- [What is needed]
Lines containing the string "taker" are to be collected in full.
═════ Data for processing
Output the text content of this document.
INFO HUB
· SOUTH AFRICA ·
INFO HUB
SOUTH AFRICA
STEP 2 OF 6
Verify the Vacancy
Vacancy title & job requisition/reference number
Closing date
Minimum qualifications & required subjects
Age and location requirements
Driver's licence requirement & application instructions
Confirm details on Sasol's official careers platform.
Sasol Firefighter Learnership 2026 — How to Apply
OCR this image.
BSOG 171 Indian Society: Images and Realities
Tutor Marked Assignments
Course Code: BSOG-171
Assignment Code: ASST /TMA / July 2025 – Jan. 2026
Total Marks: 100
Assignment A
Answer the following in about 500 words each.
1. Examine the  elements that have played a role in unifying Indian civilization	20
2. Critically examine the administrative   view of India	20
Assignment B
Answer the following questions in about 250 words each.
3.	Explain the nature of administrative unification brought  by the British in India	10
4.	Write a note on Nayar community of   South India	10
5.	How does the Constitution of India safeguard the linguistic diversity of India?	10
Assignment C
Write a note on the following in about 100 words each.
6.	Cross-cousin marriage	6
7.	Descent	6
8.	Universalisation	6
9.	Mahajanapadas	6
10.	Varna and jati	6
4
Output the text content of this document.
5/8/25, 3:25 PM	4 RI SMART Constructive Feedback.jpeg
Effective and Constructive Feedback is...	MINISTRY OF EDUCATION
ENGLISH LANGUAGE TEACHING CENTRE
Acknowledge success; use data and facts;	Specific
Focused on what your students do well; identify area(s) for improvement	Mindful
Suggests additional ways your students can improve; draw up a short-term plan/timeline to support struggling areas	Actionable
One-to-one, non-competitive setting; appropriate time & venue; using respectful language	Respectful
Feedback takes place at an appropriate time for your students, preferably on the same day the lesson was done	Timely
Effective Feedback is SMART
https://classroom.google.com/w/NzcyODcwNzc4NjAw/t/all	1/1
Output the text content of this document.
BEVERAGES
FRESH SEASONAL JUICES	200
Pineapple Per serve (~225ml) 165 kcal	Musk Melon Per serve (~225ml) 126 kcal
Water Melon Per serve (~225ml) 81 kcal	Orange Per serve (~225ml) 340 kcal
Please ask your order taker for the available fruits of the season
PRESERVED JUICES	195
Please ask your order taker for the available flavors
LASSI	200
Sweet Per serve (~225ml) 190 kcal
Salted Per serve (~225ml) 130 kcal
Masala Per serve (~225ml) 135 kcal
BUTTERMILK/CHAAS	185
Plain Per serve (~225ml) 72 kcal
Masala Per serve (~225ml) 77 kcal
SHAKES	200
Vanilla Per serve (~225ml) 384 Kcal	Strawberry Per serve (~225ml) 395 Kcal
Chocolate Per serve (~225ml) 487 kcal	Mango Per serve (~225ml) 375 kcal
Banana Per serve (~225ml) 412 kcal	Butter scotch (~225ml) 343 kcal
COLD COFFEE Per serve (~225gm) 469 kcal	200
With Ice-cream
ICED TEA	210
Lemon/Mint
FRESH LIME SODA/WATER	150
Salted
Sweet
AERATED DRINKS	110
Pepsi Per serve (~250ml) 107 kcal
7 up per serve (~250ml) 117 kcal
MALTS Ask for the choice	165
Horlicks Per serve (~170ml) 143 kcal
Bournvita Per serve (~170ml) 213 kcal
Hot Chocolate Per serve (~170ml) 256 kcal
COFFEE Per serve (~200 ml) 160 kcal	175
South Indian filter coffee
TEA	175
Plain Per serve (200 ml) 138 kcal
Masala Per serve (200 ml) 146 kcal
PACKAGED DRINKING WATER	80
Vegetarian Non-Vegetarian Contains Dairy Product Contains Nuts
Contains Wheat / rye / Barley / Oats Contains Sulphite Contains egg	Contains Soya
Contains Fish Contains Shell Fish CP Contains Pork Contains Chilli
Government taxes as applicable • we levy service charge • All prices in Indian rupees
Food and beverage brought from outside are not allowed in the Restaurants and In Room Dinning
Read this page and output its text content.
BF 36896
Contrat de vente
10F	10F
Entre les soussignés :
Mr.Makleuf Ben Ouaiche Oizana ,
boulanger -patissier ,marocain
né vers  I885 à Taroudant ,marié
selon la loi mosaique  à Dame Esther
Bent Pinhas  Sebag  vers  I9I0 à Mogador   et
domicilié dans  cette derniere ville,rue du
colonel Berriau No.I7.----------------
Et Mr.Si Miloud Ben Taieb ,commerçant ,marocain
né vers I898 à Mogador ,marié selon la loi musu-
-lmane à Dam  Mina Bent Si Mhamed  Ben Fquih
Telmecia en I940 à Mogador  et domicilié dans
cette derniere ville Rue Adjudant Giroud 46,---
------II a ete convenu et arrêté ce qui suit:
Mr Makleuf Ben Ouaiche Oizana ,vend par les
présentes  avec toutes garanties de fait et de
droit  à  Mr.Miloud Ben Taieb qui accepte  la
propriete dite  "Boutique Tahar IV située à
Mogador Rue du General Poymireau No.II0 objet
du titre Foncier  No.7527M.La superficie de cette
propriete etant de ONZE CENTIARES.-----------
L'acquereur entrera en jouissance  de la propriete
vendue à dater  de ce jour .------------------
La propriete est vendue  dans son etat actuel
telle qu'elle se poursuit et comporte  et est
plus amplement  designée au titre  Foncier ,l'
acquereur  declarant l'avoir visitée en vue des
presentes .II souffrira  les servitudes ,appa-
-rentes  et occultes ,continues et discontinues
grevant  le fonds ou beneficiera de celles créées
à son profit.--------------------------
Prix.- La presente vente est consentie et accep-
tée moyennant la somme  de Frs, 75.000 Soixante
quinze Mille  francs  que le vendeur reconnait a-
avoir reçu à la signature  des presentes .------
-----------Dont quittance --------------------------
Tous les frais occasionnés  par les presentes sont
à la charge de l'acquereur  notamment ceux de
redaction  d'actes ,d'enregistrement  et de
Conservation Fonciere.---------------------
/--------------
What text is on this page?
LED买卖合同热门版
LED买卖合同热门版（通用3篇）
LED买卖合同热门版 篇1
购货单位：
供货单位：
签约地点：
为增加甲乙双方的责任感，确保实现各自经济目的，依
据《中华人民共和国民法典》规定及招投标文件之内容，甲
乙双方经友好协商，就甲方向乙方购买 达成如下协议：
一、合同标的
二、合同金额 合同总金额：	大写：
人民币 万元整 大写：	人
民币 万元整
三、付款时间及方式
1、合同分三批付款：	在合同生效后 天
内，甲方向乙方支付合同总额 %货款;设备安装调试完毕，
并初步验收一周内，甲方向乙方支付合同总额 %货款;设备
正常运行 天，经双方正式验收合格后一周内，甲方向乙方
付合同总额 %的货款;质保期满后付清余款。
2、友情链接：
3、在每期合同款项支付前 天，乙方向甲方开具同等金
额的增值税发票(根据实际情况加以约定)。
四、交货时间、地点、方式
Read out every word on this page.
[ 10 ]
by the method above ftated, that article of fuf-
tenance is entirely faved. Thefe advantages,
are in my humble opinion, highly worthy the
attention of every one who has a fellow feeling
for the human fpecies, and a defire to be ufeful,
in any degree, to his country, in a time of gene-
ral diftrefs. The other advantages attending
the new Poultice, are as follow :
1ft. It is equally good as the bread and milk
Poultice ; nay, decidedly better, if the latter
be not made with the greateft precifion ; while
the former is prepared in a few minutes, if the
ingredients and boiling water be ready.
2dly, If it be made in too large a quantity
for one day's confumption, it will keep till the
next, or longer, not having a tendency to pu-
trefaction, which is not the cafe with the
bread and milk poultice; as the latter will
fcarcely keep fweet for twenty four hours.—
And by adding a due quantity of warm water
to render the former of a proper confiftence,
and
══════════
- [Full response]
Please ask your order taker for the available fruits of the season
Please ask your order taker for the available flavors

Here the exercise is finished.